(Part of a data file)
^^^^

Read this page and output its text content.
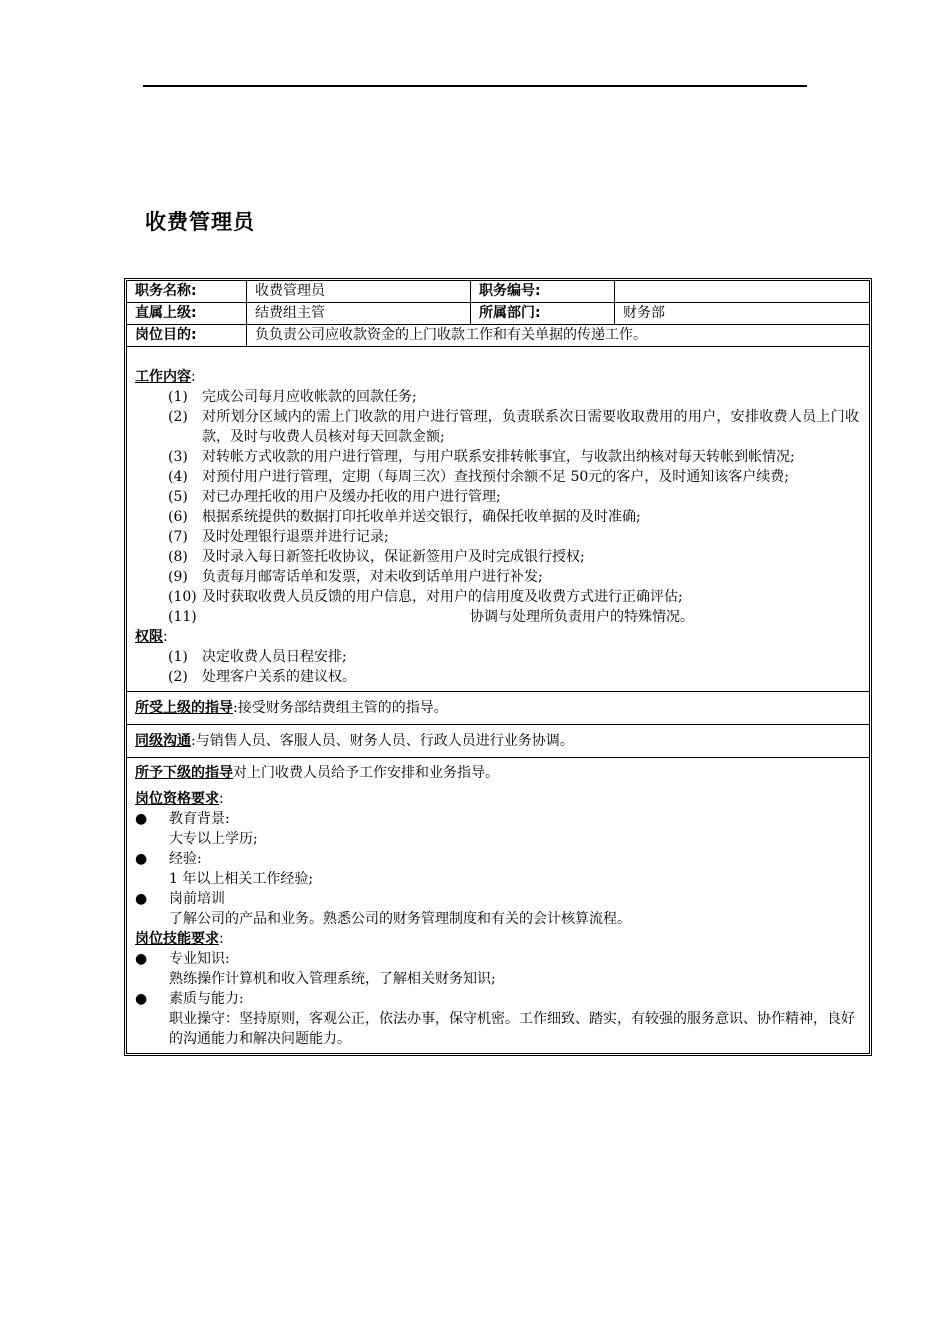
收费管理员
职务名称:	收费管理员	职务编号:
直属上级:	结费组主管	所属部门:	财务部
岗位目的:	负负责公司应收款资金的上门收款工作和有关单据的传递工作。
工作内容:
(1)	完成公司每月应收帐款的回款任务;
(2)	对所划分区域内的需上门收款的用户进行管理，负责联系次日需要收取费用的用户，安排收费人员上门收款，及时与收费人员核对每天回款金额;
(3)	对转帐方式收款的用户进行管理，与用户联系安排转帐事宜，与收款出纳核对每天转帐到帐情况;
(4)	对预付用户进行管理，定期（每周三次）查找预付余额不足 50元的客户，及时通知该客户续费;
(5)	对已办理托收的用户及缓办托收的用户进行管理;
(6)	根据系统提供的数据打印托收单并送交银行，确保托收单据的及时准确;
(7)	及时处理银行退票并进行记录;
(8)	及时录入每日新签托收协议，保证新签用户及时完成银行授权;
(9)	负责每月邮寄话单和发票，对未收到话单用户进行补发;
(10) 及时获取收费人员反馈的用户信息，对用户的信用度及收费方式进行正确评估;
(11)	协调与处理所负责用户的特殊情况。
权限:
(1)	决定收费人员日程安排;
(2)	处理客户关系的建议权。
所受上级的指导:接受财务部结费组主管的的指导。
同级沟通:与销售人员、客服人员、财务人员、行政人员进行业务协调。
所予下级的指导对上门收费人员给予工作安排和业务指导。
岗位资格要求:
●	教育背景:
大专以上学历;
●	经验:
1 年以上相关工作经验;
●	岗前培训
了解公司的产品和业务。熟悉公司的财务管理制度和有关的会计核算流程。
岗位技能要求:
●	专业知识:
熟练操作计算机和收入管理系统，了解相关财务知识;
●	素质与能力:
职业操守：坚持原则，客观公正，依法办事，保守机密。工作细致、踏实，有较强的服务意识、协作精神，良好的沟通能力和解决问题能力。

^^^^

## Stated exercise
Return the material exactly as given, apart from the pictures.

## The response
Read this page and output its text content.
收费管理员
职务名称:	收费管理员	职务编号:
直属上级:	结费组主管	所属部门:	财务部
岗位目的:	负负责公司应收款资金的上门收款工作和有关单据的传递工作。
工作内容:
(1)	完成公司每月应收帐款的回款任务;
(2)	对所划分区域内的需上门收款的用户进行管理，负责联系次日需要收取费用的用户，安排收费人员上门收款，及时与收费人员核对每天回款金额;
(3)	对转帐方式收款的用户进行管理，与用户联系安排转帐事宜，与收款出纳核对每天转帐到帐情况;
(4)	对预付用户进行管理，定期（每周三次）查找预付余额不足 50元的客户，及时通知该客户续费;
(5)	对已办理托收的用户及缓办托收的用户进行管理;
(6)	根据系统提供的数据打印托收单并送交银行，确保托收单据的及时准确;
(7)	及时处理银行退票并进行记录;
(8)	及时录入每日新签托收协议，保证新签用户及时完成银行授权;
(9)	负责每月邮寄话单和发票，对未收到话单用户进行补发;
(10) 及时获取收费人员反馈的用户信息，对用户的信用度及收费方式进行正确评估;
(11)	协调与处理所负责用户的特殊情况。
权限:
(1)	决定收费人员日程安排;
(2)	处理客户关系的建议权。
所受上级的指导:接受财务部结费组主管的的指导。
同级沟通:与销售人员、客服人员、财务人员、行政人员进行业务协调。
所予下级的指导对上门收费人员给予工作安排和业务指导。
岗位资格要求:
●	教育背景:
大专以上学历;
●	经验:
1 年以上相关工作经验;
●	岗前培训
了解公司的产品和业务。熟悉公司的财务管理制度和有关的会计核算流程。
岗位技能要求:
●	专业知识:
熟练操作计算机和收入管理系统，了解相关财务知识;
●	素质与能力:
职业操守：坚持原则，客观公正，依法办事，保守机密。工作细致、踏实，有较强的服务意识、协作精神，良好的沟通能力和解决问题能力。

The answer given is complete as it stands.